#### WHAT THE EXERCISE ASKS
Return the records that follow, matching each one exactly.

:: SUPPLIED RECORDS ::

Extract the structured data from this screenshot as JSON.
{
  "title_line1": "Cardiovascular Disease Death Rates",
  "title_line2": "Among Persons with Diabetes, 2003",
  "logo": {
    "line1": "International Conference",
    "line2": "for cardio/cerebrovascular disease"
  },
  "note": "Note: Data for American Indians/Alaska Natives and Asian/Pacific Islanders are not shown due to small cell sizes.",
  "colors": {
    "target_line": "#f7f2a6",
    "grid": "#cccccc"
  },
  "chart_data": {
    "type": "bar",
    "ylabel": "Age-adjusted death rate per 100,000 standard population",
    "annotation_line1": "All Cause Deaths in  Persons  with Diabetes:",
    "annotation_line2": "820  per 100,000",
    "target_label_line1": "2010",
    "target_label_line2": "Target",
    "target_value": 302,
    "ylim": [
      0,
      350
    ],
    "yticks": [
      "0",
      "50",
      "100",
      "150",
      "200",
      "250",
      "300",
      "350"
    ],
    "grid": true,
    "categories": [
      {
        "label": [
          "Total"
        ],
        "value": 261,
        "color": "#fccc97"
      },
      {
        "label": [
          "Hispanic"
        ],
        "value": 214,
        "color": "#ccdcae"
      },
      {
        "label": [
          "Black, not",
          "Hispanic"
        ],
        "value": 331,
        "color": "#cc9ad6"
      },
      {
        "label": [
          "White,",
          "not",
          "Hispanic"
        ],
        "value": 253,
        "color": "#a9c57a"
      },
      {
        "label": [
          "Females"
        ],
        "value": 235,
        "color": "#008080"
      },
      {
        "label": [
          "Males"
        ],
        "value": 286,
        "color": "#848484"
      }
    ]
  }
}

:::

#### SOLUTION TO THE PROBLEM
Extract the structured data from this screenshot as JSON.
{
  "title_line1": "Cardiovascular Disease Death Rates",
  "title_line2": "Among Persons with Diabetes, 2003",
  "logo": {
    "line1": "International Conference",
    "line2": "for cardio/cerebrovascular disease"
  },
  "note": "Note: Data for American Indians/Alaska Natives and Asian/Pacific Islanders are not shown due to small cell sizes.",
  "colors": {
    "target_line": "#f7f2a6",
    "grid": "#cccccc"
  },
  "chart_data": {
    "type": "bar",
    "ylabel": "Age-adjusted death rate per 100,000 standard population",
    "annotation_line1": "All Cause Deaths in  Persons  with Diabetes:",
    "annotation_line2": "820  per 100,000",
    "target_label_line1": "2010",
    "target_label_line2": "Target",
    "target_value": 302,
    "ylim": [
      0,
      350
    ],
    "yticks": [
      "0",
      "50",
      "100",
      "150",
      "200",
      "250",
      "300",
      "350"
    ],
    "grid": true,
    "categories": [
      {
        "label": [
          "Total"
        ],
        "value": 261,
        "color": "#fccc97"
      },
      {
        "label": [
          "Hispanic"
        ],
        "value": 214,
        "color": "#ccdcae"
      },
      {
        "label": [
          "Black, not",
          "Hispanic"
        ],
        "value": 331,
        "color": "#cc9ad6"
      },
      {
        "label": [
          "White,",
          "not",
          "Hispanic"
        ],
        "value": 253,
        "color": "#a9c57a"
      },
      {
        "label": [
          "Females"
        ],
        "value": 235,
        "color": "#008080"
      },
      {
        "label": [
          "Males"
        ],
        "value": 286,
        "color": "#848484"
      }
    ]
  }
}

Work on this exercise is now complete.